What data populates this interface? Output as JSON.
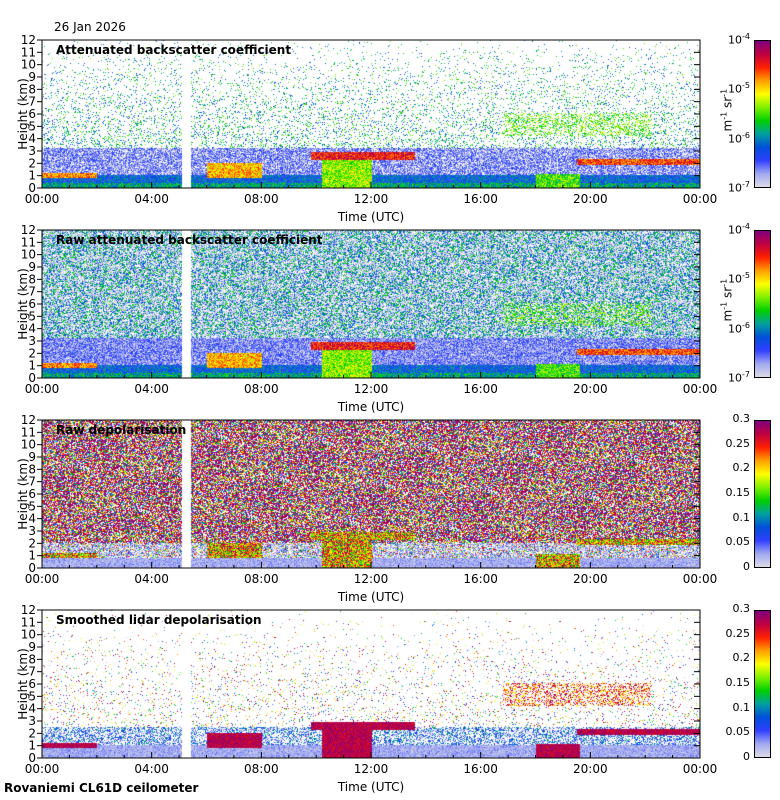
{
  "date": "26 Jan 2026",
  "footer": "Rovaniemi CL61D ceilometer",
  "colors": {
    "colormap": [
      "#dcdce6",
      "#a0a8f0",
      "#3040ff",
      "#0050d8",
      "#00a0a0",
      "#00d000",
      "#80f000",
      "#ffff00",
      "#ffa000",
      "#ff2000",
      "#c00040",
      "#800080"
    ]
  },
  "chart_data": [
    {
      "type": "heatmap",
      "title": "Attenuated backscatter coefficient",
      "xlabel": "Time (UTC)",
      "ylabel": "Height (km)",
      "xticks": [
        "00:00",
        "04:00",
        "08:00",
        "12:00",
        "16:00",
        "20:00",
        "00:00"
      ],
      "xlim": [
        0,
        24
      ],
      "ylim": [
        0,
        12
      ],
      "yticks": [
        "0",
        "1",
        "2",
        "3",
        "4",
        "5",
        "6",
        "7",
        "8",
        "9",
        "10",
        "11",
        "12"
      ],
      "colorbar": {
        "scale": "log",
        "range": [
          1e-07,
          0.0001
        ],
        "unit_base": "m",
        "unit_exp1": "-1",
        "unit_mid": " sr",
        "unit_exp2": "-1",
        "ticks": [
          {
            "base": "10",
            "exp": "-4"
          },
          {
            "base": "10",
            "exp": "-5"
          },
          {
            "base": "10",
            "exp": "-6"
          },
          {
            "base": "10",
            "exp": "-7"
          }
        ]
      },
      "style": "sparse"
    },
    {
      "type": "heatmap",
      "title": "Raw attenuated backscatter coefficient",
      "xlabel": "Time (UTC)",
      "ylabel": "Height (km)",
      "xticks": [
        "00:00",
        "04:00",
        "08:00",
        "12:00",
        "16:00",
        "20:00",
        "00:00"
      ],
      "xlim": [
        0,
        24
      ],
      "ylim": [
        0,
        12
      ],
      "yticks": [
        "0",
        "1",
        "2",
        "3",
        "4",
        "5",
        "6",
        "7",
        "8",
        "9",
        "10",
        "11",
        "12"
      ],
      "colorbar": {
        "scale": "log",
        "range": [
          1e-07,
          0.0001
        ],
        "unit_base": "m",
        "unit_exp1": "-1",
        "unit_mid": " sr",
        "unit_exp2": "-1",
        "ticks": [
          {
            "base": "10",
            "exp": "-4"
          },
          {
            "base": "10",
            "exp": "-5"
          },
          {
            "base": "10",
            "exp": "-6"
          },
          {
            "base": "10",
            "exp": "-7"
          }
        ]
      },
      "style": "dense"
    },
    {
      "type": "heatmap",
      "title": "Raw depolarisation",
      "xlabel": "Time (UTC)",
      "ylabel": "Height (km)",
      "xticks": [
        "00:00",
        "04:00",
        "08:00",
        "12:00",
        "16:00",
        "20:00",
        "00:00"
      ],
      "xlim": [
        0,
        24
      ],
      "ylim": [
        0,
        12
      ],
      "yticks": [
        "0",
        "1",
        "2",
        "3",
        "4",
        "5",
        "6",
        "7",
        "8",
        "9",
        "10",
        "11",
        "12"
      ],
      "colorbar": {
        "scale": "linear",
        "range": [
          0,
          0.3
        ],
        "ticks": [
          {
            "base": "0.3"
          },
          {
            "base": "0.25"
          },
          {
            "base": "0.2"
          },
          {
            "base": "0.15"
          },
          {
            "base": "0.1"
          },
          {
            "base": "0.05"
          },
          {
            "base": "0"
          }
        ]
      },
      "style": "depol-raw"
    },
    {
      "type": "heatmap",
      "title": "Smoothed lidar depolarisation",
      "xlabel": "Time (UTC)",
      "ylabel": "Height (km)",
      "xticks": [
        "00:00",
        "04:00",
        "08:00",
        "12:00",
        "16:00",
        "20:00",
        "00:00"
      ],
      "xlim": [
        0,
        24
      ],
      "ylim": [
        0,
        12
      ],
      "yticks": [
        "0",
        "1",
        "2",
        "3",
        "4",
        "5",
        "6",
        "7",
        "8",
        "9",
        "10",
        "11",
        "12"
      ],
      "colorbar": {
        "scale": "linear",
        "range": [
          0,
          0.3
        ],
        "ticks": [
          {
            "base": "0.3"
          },
          {
            "base": "0.25"
          },
          {
            "base": "0.2"
          },
          {
            "base": "0.15"
          },
          {
            "base": "0.1"
          },
          {
            "base": "0.05"
          },
          {
            "base": "0"
          }
        ]
      },
      "style": "depol-smooth"
    }
  ],
  "features": {
    "data_gaps_hours": [
      [
        5.1,
        5.4
      ]
    ],
    "cloud_layers": [
      {
        "t": [
          9.8,
          13.6
        ],
        "h": [
          2.2,
          2.9
        ],
        "level": 0.85
      },
      {
        "t": [
          10.2,
          12.0
        ],
        "h": [
          0.0,
          2.2
        ],
        "level": 0.55
      },
      {
        "t": [
          18.0,
          19.6
        ],
        "h": [
          0.0,
          1.1
        ],
        "level": 0.5
      },
      {
        "t": [
          19.5,
          24.0
        ],
        "h": [
          1.8,
          2.3
        ],
        "level": 0.8
      },
      {
        "t": [
          16.8,
          22.2
        ],
        "h": [
          4.2,
          6.0
        ],
        "level": 0.5
      },
      {
        "t": [
          0.0,
          2.0
        ],
        "h": [
          0.8,
          1.2
        ],
        "level": 0.75
      },
      {
        "t": [
          6.0,
          8.0
        ],
        "h": [
          0.8,
          2.0
        ],
        "level": 0.7
      }
    ]
  }
}
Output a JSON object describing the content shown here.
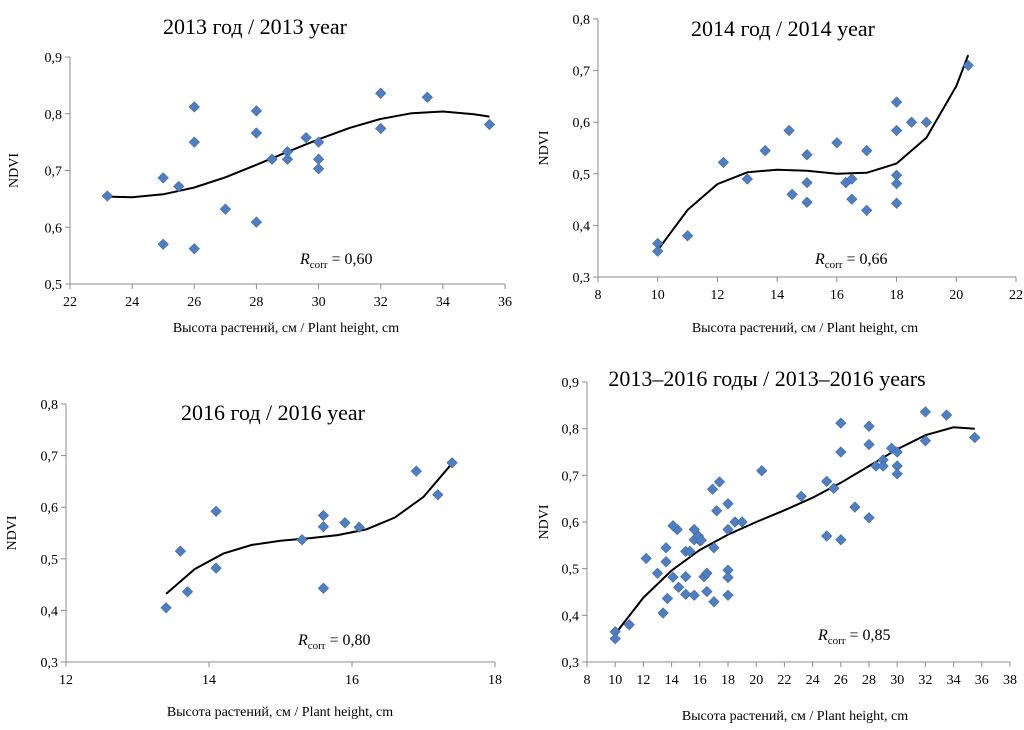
{
  "chart_data": [
    {
      "type": "scatter",
      "title": "2013 год / 2013 year",
      "xlabel": "Высота растений, см / Plant height, cm",
      "ylabel": "NDVI",
      "xlim": [
        22,
        36
      ],
      "ylim": [
        0.5,
        0.9
      ],
      "xticks": [
        22,
        24,
        26,
        28,
        30,
        32,
        34,
        36
      ],
      "yticks": [
        0.5,
        0.6,
        0.7,
        0.8,
        0.9
      ],
      "xtick_labels": [
        "22",
        "24",
        "26",
        "28",
        "30",
        "32",
        "34",
        "36"
      ],
      "ytick_labels": [
        "0,5",
        "0,6",
        "0,7",
        "0,8",
        "0,9"
      ],
      "grid": false,
      "correlation": {
        "symbol": "R",
        "sub": "corr",
        "text": " = 0,60"
      },
      "trendline": {
        "type": "polynomial",
        "points": [
          [
            23.2,
            0.654
          ],
          [
            24,
            0.653
          ],
          [
            25,
            0.658
          ],
          [
            26,
            0.67
          ],
          [
            27,
            0.688
          ],
          [
            28,
            0.71
          ],
          [
            29,
            0.733
          ],
          [
            30,
            0.755
          ],
          [
            31,
            0.775
          ],
          [
            32,
            0.791
          ],
          [
            33,
            0.801
          ],
          [
            34,
            0.804
          ],
          [
            35,
            0.799
          ],
          [
            35.5,
            0.795
          ]
        ]
      },
      "points": [
        [
          23.2,
          0.655
        ],
        [
          25,
          0.687
        ],
        [
          25.5,
          0.672
        ],
        [
          25,
          0.57
        ],
        [
          26,
          0.812
        ],
        [
          26,
          0.75
        ],
        [
          26,
          0.562
        ],
        [
          27,
          0.632
        ],
        [
          28,
          0.805
        ],
        [
          28,
          0.766
        ],
        [
          28,
          0.609
        ],
        [
          28.5,
          0.72
        ],
        [
          29,
          0.733
        ],
        [
          29,
          0.72
        ],
        [
          29.6,
          0.758
        ],
        [
          30,
          0.75
        ],
        [
          30,
          0.72
        ],
        [
          30,
          0.703
        ],
        [
          32,
          0.836
        ],
        [
          32,
          0.774
        ],
        [
          33.5,
          0.829
        ],
        [
          35.5,
          0.781
        ]
      ]
    },
    {
      "type": "scatter",
      "title": "2014 год / 2014 year",
      "xlabel": "Высота растений, см / Plant height, cm",
      "ylabel": "NDVI",
      "xlim": [
        8,
        22
      ],
      "ylim": [
        0.3,
        0.8
      ],
      "xticks": [
        8,
        10,
        12,
        14,
        16,
        18,
        20,
        22
      ],
      "yticks": [
        0.3,
        0.4,
        0.5,
        0.6,
        0.7,
        0.8
      ],
      "xtick_labels": [
        "8",
        "10",
        "12",
        "14",
        "16",
        "18",
        "20",
        "22"
      ],
      "ytick_labels": [
        "0,3",
        "0,4",
        "0,5",
        "0,6",
        "0,7",
        "0,8"
      ],
      "grid": false,
      "correlation": {
        "symbol": "R",
        "sub": "corr",
        "text": " = 0,66"
      },
      "trendline": {
        "type": "polynomial",
        "points": [
          [
            10,
            0.352
          ],
          [
            11,
            0.43
          ],
          [
            12,
            0.48
          ],
          [
            13,
            0.503
          ],
          [
            14,
            0.508
          ],
          [
            15,
            0.506
          ],
          [
            16,
            0.5
          ],
          [
            17,
            0.502
          ],
          [
            18,
            0.52
          ],
          [
            19,
            0.57
          ],
          [
            20,
            0.67
          ],
          [
            20.4,
            0.73
          ]
        ]
      },
      "points": [
        [
          10,
          0.365
        ],
        [
          10,
          0.35
        ],
        [
          11,
          0.38
        ],
        [
          12.2,
          0.522
        ],
        [
          13,
          0.49
        ],
        [
          13.6,
          0.545
        ],
        [
          14.4,
          0.584
        ],
        [
          14.5,
          0.46
        ],
        [
          15,
          0.537
        ],
        [
          15,
          0.483
        ],
        [
          15,
          0.445
        ],
        [
          16,
          0.56
        ],
        [
          16.3,
          0.483
        ],
        [
          16.5,
          0.49
        ],
        [
          16.5,
          0.451
        ],
        [
          17,
          0.545
        ],
        [
          17,
          0.429
        ],
        [
          18,
          0.639
        ],
        [
          18,
          0.584
        ],
        [
          18,
          0.497
        ],
        [
          18,
          0.481
        ],
        [
          18,
          0.443
        ],
        [
          18.5,
          0.6
        ],
        [
          19,
          0.6
        ],
        [
          20.4,
          0.71
        ]
      ]
    },
    {
      "type": "scatter",
      "title": "2016 год / 2016 year",
      "xlabel": "Высота растений, см / Plant height, cm",
      "ylabel": "NDVI",
      "xlim": [
        12,
        18
      ],
      "ylim": [
        0.3,
        0.8
      ],
      "xticks": [
        12,
        14,
        16,
        18
      ],
      "yticks": [
        0.3,
        0.4,
        0.5,
        0.6,
        0.7,
        0.8
      ],
      "xtick_labels": [
        "12",
        "14",
        "16",
        "18"
      ],
      "ytick_labels": [
        "0,3",
        "0,4",
        "0,5",
        "0,6",
        "0,7",
        "0,8"
      ],
      "grid": false,
      "correlation": {
        "symbol": "R",
        "sub": "corr",
        "text": " = 0,80"
      },
      "trendline": {
        "type": "polynomial",
        "points": [
          [
            13.4,
            0.432
          ],
          [
            13.8,
            0.48
          ],
          [
            14.2,
            0.51
          ],
          [
            14.6,
            0.527
          ],
          [
            15,
            0.535
          ],
          [
            15.4,
            0.54
          ],
          [
            15.8,
            0.546
          ],
          [
            16.2,
            0.557
          ],
          [
            16.6,
            0.58
          ],
          [
            17,
            0.62
          ],
          [
            17.4,
            0.685
          ]
        ]
      },
      "points": [
        [
          13.4,
          0.405
        ],
        [
          13.6,
          0.515
        ],
        [
          13.7,
          0.436
        ],
        [
          14.1,
          0.592
        ],
        [
          14.1,
          0.482
        ],
        [
          15.3,
          0.537
        ],
        [
          15.6,
          0.584
        ],
        [
          15.6,
          0.562
        ],
        [
          15.6,
          0.443
        ],
        [
          15.9,
          0.57
        ],
        [
          16.1,
          0.561
        ],
        [
          16.9,
          0.67
        ],
        [
          17.2,
          0.624
        ],
        [
          17.4,
          0.686
        ]
      ]
    },
    {
      "type": "scatter",
      "title": "2013–2016 годы / 2013–2016 years",
      "xlabel": "Высота растений, см / Plant height, cm",
      "ylabel": "NDVI",
      "xlim": [
        8,
        38
      ],
      "ylim": [
        0.3,
        0.9
      ],
      "xticks": [
        8,
        10,
        12,
        14,
        16,
        18,
        20,
        22,
        24,
        26,
        28,
        30,
        32,
        34,
        36,
        38
      ],
      "yticks": [
        0.3,
        0.4,
        0.5,
        0.6,
        0.7,
        0.8,
        0.9
      ],
      "xtick_labels": [
        "8",
        "10",
        "12",
        "14",
        "16",
        "18",
        "20",
        "22",
        "24",
        "26",
        "28",
        "30",
        "32",
        "34",
        "36",
        "38"
      ],
      "ytick_labels": [
        "0,3",
        "0,4",
        "0,5",
        "0,6",
        "0,7",
        "0,8",
        "0,9"
      ],
      "grid": false,
      "correlation": {
        "symbol": "R",
        "sub": "corr",
        "text": " = 0,85"
      },
      "trendline": {
        "type": "polynomial",
        "points": [
          [
            10,
            0.36
          ],
          [
            12,
            0.438
          ],
          [
            14,
            0.496
          ],
          [
            16,
            0.54
          ],
          [
            18,
            0.573
          ],
          [
            20,
            0.6
          ],
          [
            22,
            0.625
          ],
          [
            24,
            0.652
          ],
          [
            26,
            0.684
          ],
          [
            28,
            0.72
          ],
          [
            30,
            0.756
          ],
          [
            32,
            0.786
          ],
          [
            34,
            0.803
          ],
          [
            35.5,
            0.8
          ]
        ]
      },
      "points": [
        [
          10,
          0.365
        ],
        [
          10,
          0.35
        ],
        [
          11,
          0.38
        ],
        [
          12.2,
          0.522
        ],
        [
          13,
          0.49
        ],
        [
          13.6,
          0.545
        ],
        [
          14.4,
          0.584
        ],
        [
          14.5,
          0.46
        ],
        [
          15,
          0.537
        ],
        [
          15,
          0.483
        ],
        [
          15,
          0.445
        ],
        [
          16,
          0.56
        ],
        [
          16.3,
          0.483
        ],
        [
          16.5,
          0.49
        ],
        [
          16.5,
          0.451
        ],
        [
          17,
          0.545
        ],
        [
          17,
          0.429
        ],
        [
          18,
          0.639
        ],
        [
          18,
          0.584
        ],
        [
          18,
          0.497
        ],
        [
          18,
          0.481
        ],
        [
          18,
          0.443
        ],
        [
          18.5,
          0.6
        ],
        [
          19,
          0.6
        ],
        [
          20.4,
          0.71
        ],
        [
          13.4,
          0.405
        ],
        [
          13.6,
          0.515
        ],
        [
          13.7,
          0.436
        ],
        [
          14.1,
          0.592
        ],
        [
          14.1,
          0.482
        ],
        [
          15.3,
          0.537
        ],
        [
          15.6,
          0.584
        ],
        [
          15.6,
          0.562
        ],
        [
          15.6,
          0.443
        ],
        [
          15.9,
          0.57
        ],
        [
          16.1,
          0.561
        ],
        [
          16.9,
          0.67
        ],
        [
          17.2,
          0.624
        ],
        [
          17.4,
          0.686
        ],
        [
          23.2,
          0.655
        ],
        [
          25,
          0.687
        ],
        [
          25.5,
          0.672
        ],
        [
          25,
          0.57
        ],
        [
          26,
          0.812
        ],
        [
          26,
          0.75
        ],
        [
          26,
          0.562
        ],
        [
          27,
          0.632
        ],
        [
          28,
          0.805
        ],
        [
          28,
          0.766
        ],
        [
          28,
          0.609
        ],
        [
          28.5,
          0.72
        ],
        [
          29,
          0.733
        ],
        [
          29,
          0.72
        ],
        [
          29.6,
          0.758
        ],
        [
          30,
          0.75
        ],
        [
          30,
          0.72
        ],
        [
          30,
          0.703
        ],
        [
          32,
          0.836
        ],
        [
          32,
          0.774
        ],
        [
          33.5,
          0.829
        ],
        [
          35.5,
          0.781
        ]
      ]
    }
  ]
}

^^^^

** Task details **
Copy each line of the listing that includes "Output".

** Answer **
What data populates this interface? Output as JSON.
Output a JSON object describing the content shown here.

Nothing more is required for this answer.